* _TASK DIRECTIONS_
Edit the material from its first line through the line containing "IAC coil B circuit [1249, 1286, 1579, 1476]", replacing "EVAP" with "Evaporative" and leaving all else unchanged. Return only those lines.

* _Stored data entries_
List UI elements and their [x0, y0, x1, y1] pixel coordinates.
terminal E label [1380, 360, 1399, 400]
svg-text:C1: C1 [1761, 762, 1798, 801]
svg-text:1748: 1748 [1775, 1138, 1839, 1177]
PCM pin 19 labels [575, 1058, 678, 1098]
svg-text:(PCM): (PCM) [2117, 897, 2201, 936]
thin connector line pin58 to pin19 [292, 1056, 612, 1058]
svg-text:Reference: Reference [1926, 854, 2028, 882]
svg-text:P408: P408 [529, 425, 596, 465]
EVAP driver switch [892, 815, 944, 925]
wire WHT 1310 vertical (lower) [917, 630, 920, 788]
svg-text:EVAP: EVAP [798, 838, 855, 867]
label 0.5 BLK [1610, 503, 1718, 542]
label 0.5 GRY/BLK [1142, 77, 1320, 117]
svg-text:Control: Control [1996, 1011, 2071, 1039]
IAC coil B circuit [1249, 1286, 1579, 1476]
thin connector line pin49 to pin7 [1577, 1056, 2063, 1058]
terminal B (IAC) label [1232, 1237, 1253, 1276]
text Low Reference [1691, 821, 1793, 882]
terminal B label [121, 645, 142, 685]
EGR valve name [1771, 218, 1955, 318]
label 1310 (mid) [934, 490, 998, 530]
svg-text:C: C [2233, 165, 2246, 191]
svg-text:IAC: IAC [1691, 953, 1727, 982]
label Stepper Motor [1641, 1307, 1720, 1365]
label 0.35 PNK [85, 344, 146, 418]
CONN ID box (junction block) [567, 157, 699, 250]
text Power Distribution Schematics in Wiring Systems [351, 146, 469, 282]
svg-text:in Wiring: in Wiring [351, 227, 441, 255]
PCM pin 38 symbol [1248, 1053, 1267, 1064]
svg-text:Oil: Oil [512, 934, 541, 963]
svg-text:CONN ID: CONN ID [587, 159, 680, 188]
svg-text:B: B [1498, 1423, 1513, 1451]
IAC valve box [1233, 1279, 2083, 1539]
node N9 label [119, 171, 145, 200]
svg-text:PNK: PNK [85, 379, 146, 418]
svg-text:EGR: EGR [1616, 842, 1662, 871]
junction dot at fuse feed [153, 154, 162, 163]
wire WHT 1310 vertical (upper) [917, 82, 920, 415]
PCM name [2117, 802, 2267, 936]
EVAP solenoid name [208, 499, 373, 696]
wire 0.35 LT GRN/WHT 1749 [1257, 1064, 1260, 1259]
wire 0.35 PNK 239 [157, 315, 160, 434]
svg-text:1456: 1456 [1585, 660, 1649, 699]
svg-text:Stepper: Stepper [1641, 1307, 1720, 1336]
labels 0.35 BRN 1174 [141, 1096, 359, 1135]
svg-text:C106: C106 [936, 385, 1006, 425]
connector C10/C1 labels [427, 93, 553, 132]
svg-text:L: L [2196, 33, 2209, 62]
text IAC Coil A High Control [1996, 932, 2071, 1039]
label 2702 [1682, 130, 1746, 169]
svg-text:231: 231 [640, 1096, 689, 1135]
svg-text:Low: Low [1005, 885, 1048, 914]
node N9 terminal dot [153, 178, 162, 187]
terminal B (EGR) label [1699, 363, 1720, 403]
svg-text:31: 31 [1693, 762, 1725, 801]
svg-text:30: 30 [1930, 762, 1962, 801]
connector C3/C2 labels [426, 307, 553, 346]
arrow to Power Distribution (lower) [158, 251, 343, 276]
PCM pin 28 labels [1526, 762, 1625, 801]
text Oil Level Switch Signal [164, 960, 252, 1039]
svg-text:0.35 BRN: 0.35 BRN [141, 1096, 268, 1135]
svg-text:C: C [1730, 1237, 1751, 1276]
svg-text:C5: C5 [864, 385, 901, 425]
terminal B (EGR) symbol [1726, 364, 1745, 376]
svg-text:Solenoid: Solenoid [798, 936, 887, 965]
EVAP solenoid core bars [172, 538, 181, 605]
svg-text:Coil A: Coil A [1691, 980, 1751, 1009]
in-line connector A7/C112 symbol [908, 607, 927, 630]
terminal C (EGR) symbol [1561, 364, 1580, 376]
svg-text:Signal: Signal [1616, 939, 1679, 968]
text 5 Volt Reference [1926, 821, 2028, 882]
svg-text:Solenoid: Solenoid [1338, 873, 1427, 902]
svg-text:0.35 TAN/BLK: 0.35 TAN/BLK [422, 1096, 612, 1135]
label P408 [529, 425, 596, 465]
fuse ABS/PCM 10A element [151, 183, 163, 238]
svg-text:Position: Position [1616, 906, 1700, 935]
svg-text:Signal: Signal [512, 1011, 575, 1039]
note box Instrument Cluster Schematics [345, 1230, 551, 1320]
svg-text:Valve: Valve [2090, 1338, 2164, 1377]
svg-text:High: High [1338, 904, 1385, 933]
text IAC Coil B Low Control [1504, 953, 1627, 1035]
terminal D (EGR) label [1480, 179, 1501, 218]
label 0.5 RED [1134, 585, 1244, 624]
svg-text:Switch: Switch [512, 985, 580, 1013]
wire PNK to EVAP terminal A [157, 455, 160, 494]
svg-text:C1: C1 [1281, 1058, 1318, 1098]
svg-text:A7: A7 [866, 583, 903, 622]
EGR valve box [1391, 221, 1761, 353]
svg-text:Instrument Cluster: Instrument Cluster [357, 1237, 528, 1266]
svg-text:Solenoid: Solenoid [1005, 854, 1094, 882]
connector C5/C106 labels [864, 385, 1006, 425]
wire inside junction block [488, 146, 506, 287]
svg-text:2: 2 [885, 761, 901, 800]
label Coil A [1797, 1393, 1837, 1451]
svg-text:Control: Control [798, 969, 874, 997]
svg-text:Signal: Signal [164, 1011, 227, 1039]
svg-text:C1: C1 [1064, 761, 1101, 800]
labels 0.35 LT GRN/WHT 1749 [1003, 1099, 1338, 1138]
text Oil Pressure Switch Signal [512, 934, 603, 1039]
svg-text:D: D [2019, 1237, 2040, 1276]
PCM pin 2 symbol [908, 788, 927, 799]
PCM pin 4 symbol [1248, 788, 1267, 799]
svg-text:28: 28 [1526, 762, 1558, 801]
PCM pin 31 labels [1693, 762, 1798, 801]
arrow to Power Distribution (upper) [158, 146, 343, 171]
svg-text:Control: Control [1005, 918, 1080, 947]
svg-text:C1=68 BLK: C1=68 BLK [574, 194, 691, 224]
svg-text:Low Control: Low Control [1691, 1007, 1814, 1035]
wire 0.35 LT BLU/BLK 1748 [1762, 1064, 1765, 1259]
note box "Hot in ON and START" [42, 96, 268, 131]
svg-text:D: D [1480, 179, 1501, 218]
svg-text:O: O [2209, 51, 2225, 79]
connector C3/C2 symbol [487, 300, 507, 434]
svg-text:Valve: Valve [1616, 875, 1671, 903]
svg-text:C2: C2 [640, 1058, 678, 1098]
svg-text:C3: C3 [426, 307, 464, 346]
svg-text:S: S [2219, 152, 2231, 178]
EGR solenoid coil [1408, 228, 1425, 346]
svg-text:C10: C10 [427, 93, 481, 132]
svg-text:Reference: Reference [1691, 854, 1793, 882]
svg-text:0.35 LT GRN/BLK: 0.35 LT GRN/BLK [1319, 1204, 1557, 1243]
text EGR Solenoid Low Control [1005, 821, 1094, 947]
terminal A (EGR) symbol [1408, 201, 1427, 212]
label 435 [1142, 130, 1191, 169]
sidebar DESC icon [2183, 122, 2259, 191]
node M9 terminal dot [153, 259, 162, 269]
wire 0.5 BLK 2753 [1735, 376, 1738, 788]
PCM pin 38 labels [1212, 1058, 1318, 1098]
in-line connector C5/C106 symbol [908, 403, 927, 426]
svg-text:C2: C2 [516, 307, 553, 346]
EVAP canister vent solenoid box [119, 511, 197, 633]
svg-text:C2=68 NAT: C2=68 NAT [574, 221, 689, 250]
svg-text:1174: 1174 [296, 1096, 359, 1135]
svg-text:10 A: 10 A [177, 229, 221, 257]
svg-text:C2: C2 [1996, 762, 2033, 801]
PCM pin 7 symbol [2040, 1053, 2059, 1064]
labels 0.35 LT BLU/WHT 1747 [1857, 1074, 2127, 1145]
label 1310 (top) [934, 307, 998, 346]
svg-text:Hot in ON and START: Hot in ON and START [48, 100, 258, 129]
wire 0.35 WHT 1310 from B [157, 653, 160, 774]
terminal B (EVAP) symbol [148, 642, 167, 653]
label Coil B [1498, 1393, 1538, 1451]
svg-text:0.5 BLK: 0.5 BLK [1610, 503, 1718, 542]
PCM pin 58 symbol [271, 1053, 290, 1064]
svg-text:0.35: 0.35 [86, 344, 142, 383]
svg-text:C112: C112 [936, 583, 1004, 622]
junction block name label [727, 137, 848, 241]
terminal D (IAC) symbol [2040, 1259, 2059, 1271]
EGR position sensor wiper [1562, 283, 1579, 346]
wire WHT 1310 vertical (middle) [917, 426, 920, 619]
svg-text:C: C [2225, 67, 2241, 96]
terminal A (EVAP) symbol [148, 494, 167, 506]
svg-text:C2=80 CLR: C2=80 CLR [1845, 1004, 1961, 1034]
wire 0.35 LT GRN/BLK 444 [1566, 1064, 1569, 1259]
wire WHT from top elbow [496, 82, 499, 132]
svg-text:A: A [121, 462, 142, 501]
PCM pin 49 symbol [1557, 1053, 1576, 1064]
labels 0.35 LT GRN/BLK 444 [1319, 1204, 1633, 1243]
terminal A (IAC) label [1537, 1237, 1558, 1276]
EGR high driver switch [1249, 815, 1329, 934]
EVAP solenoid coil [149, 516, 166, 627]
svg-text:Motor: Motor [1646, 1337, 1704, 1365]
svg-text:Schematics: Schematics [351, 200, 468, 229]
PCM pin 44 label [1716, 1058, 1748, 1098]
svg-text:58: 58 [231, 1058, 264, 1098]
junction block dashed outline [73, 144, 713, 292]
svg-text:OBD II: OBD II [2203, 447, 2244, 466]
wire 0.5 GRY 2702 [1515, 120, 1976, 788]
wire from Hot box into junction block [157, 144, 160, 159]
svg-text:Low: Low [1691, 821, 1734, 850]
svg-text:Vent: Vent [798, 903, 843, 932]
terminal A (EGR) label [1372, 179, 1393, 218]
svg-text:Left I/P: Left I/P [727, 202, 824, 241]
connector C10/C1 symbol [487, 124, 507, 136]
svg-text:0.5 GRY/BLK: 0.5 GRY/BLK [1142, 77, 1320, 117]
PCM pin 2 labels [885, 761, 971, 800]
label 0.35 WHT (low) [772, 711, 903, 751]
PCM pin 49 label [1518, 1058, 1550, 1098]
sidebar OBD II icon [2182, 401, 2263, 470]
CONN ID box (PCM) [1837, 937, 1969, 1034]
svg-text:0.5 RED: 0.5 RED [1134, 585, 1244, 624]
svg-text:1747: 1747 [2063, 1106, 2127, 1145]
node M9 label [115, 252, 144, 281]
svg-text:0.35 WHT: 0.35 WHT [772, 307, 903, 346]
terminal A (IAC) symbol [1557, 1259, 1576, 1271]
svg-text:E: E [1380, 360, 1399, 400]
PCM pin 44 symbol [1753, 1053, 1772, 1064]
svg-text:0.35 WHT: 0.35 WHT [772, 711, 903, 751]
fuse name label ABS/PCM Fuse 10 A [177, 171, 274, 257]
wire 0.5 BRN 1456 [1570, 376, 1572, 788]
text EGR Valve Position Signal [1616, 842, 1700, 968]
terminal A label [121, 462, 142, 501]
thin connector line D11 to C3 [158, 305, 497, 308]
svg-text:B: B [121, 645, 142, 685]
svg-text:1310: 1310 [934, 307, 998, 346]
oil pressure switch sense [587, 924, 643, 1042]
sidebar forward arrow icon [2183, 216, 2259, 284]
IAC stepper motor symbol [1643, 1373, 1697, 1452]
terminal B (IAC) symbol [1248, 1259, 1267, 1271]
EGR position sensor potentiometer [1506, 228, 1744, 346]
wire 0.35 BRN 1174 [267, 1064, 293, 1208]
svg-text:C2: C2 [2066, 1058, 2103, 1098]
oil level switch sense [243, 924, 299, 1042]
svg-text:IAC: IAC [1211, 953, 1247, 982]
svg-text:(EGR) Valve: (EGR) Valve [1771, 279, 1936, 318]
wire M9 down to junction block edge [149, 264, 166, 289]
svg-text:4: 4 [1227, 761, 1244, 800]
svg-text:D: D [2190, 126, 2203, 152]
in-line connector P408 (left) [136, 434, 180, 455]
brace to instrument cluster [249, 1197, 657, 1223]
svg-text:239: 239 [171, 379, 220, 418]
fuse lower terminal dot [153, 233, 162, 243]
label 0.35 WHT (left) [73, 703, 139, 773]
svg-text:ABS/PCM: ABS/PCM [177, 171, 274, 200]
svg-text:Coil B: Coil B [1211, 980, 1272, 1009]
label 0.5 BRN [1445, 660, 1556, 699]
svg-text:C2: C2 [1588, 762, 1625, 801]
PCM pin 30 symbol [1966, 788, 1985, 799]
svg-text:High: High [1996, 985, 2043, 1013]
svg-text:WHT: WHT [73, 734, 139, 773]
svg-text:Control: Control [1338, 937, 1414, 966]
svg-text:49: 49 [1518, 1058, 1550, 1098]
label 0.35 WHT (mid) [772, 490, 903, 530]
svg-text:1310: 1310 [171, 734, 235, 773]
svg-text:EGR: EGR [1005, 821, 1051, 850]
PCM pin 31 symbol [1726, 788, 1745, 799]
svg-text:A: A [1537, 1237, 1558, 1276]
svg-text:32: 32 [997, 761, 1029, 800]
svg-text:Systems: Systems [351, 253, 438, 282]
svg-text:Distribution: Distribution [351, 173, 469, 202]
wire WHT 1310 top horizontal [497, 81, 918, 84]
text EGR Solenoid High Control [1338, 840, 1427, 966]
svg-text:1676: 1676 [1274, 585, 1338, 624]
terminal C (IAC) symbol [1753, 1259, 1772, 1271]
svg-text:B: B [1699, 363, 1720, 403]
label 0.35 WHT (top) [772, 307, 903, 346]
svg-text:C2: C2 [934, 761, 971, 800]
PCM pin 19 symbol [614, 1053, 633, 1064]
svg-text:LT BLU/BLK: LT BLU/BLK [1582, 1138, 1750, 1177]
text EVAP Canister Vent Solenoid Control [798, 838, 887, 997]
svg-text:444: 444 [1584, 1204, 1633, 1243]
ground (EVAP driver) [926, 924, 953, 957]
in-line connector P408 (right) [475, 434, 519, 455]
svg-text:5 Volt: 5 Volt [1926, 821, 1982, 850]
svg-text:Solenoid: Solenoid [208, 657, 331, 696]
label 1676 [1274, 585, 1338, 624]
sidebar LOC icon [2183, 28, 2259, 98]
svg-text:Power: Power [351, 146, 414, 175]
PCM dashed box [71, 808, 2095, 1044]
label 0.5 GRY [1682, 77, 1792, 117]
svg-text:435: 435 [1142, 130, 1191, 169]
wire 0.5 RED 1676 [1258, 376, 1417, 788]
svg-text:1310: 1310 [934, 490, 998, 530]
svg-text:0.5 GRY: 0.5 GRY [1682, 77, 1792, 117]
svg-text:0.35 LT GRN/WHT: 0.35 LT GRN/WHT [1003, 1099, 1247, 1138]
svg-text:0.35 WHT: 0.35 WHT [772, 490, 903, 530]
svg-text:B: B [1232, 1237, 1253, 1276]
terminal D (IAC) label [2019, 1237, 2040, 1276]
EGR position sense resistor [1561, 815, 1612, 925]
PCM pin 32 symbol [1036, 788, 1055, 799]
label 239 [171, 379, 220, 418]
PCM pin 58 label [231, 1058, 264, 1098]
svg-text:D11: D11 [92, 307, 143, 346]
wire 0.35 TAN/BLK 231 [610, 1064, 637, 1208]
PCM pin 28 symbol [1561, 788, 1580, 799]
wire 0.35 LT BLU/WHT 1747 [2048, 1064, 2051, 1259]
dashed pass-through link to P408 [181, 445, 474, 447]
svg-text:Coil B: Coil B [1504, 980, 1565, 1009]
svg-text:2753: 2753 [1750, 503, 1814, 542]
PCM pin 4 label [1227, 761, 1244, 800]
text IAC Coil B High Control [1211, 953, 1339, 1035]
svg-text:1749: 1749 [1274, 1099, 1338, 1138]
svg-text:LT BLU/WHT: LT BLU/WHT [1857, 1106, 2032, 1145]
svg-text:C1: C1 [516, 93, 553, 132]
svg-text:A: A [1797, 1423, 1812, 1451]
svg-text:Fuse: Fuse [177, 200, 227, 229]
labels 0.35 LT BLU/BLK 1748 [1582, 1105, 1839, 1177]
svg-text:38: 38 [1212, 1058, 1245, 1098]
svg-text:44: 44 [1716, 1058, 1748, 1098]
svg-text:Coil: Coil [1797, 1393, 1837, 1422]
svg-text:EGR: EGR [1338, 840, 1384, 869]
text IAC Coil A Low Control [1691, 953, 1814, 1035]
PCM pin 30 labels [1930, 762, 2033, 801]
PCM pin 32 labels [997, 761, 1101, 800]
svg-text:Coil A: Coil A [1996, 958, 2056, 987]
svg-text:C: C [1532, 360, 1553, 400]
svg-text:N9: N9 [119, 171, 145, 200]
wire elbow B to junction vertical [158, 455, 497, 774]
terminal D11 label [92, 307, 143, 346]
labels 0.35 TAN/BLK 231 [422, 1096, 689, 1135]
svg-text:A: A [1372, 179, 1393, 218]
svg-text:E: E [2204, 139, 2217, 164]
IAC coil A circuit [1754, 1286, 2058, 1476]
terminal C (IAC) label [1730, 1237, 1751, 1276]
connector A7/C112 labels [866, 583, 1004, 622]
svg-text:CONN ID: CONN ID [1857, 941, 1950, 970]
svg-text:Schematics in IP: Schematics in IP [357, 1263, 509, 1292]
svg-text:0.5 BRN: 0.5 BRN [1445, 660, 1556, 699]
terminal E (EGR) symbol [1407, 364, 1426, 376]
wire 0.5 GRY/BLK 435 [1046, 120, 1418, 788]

* _RESPONSE BELOW_
List UI elements and their [x0, y0, x1, y1] pixel coordinates.
terminal E label [1380, 360, 1399, 400]
svg-text:C1: C1 [1761, 762, 1798, 801]
svg-text:1748: 1748 [1775, 1138, 1839, 1177]
PCM pin 19 labels [575, 1058, 678, 1098]
svg-text:(PCM): (PCM) [2117, 897, 2201, 936]
thin connector line pin58 to pin19 [292, 1056, 612, 1058]
svg-text:Reference: Reference [1926, 854, 2028, 882]
svg-text:P408: P408 [529, 425, 596, 465]
Evaporative driver switch [892, 815, 944, 925]
wire WHT 1310 vertical (lower) [917, 630, 920, 788]
svg-text:Evaporative: Evaporative [798, 838, 855, 867]
label 0.5 BLK [1610, 503, 1718, 542]
label 0.5 GRY/BLK [1142, 77, 1320, 117]
svg-text:Control: Control [1996, 1011, 2071, 1039]
IAC coil B circuit [1249, 1286, 1579, 1476]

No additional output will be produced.